## BEGIN
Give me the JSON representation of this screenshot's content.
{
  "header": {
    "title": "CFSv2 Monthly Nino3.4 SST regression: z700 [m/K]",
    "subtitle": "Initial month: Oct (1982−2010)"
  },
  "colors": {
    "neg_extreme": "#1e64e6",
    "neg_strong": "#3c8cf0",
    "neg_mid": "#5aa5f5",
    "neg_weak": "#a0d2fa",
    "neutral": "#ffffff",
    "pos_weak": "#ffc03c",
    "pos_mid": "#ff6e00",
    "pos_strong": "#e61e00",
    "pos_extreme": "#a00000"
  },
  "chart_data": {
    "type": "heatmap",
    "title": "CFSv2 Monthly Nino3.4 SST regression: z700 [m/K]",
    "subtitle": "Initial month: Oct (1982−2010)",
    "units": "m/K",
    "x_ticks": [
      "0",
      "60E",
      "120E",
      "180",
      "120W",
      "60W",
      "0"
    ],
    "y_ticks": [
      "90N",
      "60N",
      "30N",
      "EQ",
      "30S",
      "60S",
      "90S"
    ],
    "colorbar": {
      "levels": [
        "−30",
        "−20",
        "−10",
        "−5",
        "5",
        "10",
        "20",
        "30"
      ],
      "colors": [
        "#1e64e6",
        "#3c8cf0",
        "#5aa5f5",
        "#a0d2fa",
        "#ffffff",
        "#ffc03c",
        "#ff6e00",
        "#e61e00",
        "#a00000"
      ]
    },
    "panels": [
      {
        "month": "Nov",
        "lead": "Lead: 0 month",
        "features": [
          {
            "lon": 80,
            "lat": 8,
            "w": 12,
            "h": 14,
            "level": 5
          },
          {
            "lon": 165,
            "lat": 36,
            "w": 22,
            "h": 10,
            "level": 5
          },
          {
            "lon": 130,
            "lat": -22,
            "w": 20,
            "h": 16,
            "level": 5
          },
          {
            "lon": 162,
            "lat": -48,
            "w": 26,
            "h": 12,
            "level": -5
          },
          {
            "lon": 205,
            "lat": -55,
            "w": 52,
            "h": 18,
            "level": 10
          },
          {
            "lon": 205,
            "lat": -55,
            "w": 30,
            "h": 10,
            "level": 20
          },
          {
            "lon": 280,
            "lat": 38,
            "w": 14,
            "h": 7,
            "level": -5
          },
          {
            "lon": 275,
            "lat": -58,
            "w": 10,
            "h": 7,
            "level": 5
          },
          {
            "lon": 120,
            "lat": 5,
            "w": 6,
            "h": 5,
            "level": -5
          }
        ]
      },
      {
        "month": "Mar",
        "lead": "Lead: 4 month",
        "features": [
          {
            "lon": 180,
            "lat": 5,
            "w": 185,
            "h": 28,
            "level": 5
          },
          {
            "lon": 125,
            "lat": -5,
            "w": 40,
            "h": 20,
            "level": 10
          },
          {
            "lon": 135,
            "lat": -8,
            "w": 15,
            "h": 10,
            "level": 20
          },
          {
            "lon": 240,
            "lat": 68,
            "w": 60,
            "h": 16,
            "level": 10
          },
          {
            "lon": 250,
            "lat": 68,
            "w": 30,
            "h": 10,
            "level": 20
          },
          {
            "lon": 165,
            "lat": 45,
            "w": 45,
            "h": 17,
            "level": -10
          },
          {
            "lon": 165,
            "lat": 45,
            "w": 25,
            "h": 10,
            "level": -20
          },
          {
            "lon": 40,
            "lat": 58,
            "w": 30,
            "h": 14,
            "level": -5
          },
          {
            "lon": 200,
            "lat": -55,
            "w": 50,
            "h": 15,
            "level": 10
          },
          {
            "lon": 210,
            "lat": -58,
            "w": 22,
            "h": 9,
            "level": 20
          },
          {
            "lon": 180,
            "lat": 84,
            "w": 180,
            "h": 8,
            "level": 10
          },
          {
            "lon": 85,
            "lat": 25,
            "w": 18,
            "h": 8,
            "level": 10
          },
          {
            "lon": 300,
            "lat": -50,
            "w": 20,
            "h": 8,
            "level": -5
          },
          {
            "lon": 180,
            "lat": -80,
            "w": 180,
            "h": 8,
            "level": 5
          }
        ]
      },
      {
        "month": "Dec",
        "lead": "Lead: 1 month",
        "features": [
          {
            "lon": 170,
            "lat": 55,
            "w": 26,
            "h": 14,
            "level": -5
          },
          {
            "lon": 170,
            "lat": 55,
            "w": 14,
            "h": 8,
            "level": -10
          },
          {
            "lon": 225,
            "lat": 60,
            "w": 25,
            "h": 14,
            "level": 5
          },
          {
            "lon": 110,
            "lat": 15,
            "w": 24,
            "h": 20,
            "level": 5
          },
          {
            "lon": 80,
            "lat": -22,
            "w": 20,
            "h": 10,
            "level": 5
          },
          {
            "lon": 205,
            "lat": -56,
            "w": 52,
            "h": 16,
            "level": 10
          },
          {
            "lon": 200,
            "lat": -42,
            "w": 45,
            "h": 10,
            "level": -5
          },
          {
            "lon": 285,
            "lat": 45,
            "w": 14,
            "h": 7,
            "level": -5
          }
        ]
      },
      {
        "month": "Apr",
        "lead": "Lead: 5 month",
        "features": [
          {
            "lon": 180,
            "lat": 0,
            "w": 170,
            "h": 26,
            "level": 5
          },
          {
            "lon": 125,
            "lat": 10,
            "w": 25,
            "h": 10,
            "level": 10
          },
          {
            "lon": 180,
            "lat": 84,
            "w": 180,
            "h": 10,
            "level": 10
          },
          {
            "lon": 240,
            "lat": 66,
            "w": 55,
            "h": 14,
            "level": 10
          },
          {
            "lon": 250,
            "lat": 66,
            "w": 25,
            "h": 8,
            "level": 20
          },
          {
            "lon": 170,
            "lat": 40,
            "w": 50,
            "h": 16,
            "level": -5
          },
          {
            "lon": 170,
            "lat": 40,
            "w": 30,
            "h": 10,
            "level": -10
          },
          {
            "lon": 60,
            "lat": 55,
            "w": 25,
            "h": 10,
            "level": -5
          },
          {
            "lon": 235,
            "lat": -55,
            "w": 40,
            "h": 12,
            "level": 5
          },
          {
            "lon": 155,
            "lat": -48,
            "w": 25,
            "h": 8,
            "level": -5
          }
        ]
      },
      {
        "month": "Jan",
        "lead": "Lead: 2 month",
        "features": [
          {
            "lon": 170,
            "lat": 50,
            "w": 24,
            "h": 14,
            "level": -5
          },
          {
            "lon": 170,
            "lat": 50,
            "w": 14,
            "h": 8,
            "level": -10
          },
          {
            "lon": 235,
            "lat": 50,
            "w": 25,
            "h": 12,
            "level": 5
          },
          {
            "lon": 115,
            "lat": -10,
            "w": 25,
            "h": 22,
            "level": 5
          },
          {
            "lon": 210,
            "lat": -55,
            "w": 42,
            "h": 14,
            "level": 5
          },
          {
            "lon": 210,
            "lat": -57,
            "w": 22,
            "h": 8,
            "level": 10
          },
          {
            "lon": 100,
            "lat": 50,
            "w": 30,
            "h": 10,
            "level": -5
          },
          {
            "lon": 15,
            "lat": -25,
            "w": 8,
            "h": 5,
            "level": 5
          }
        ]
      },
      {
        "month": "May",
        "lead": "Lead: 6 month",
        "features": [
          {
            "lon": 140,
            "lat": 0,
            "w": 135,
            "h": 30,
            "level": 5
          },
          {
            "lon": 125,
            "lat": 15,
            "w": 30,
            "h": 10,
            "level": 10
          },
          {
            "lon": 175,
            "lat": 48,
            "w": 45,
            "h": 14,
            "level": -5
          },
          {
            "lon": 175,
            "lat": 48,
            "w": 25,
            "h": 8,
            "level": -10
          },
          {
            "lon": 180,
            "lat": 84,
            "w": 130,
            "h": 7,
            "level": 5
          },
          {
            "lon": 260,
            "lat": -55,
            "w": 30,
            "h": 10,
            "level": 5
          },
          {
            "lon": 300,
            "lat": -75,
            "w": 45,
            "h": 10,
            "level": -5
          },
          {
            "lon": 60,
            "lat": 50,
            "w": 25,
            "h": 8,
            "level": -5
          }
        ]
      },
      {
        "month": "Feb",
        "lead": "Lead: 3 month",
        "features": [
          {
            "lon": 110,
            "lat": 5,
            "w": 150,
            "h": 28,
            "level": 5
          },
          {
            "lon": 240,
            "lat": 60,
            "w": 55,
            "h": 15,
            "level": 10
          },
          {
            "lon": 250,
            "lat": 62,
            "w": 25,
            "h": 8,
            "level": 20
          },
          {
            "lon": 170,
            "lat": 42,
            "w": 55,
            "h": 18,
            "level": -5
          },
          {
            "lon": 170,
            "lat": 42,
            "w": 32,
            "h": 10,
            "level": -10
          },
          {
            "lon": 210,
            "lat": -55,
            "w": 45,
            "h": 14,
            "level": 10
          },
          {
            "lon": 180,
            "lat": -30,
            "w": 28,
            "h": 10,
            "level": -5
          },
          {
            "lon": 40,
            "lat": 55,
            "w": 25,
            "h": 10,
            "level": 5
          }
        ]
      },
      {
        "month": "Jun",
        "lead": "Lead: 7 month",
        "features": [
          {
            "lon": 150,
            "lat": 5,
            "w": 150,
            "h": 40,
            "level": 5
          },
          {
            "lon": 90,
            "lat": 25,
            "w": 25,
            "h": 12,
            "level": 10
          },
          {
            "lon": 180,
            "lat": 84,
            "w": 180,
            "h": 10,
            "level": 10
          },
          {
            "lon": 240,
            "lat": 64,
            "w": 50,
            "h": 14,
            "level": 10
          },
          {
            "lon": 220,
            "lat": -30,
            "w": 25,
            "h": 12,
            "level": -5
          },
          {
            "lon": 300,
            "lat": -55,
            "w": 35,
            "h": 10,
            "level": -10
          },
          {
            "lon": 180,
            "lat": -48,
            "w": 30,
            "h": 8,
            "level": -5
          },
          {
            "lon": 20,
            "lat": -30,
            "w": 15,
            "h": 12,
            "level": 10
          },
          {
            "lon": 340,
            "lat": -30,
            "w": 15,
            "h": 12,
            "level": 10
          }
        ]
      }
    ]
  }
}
## END
WHAT YOU ARE ASKED TO DO >> Every line in the data that holds "Lead" should be copied out.

WRITTEN ANSWER >>
        "lead": "Lead: 0 month",
        "lead": "Lead: 4 month",
        "lead": "Lead: 1 month",
        "lead": "Lead: 5 month",
        "lead": "Lead: 2 month",
        "lead": "Lead: 6 month",
        "lead": "Lead: 3 month",
        "lead": "Lead: 7 month",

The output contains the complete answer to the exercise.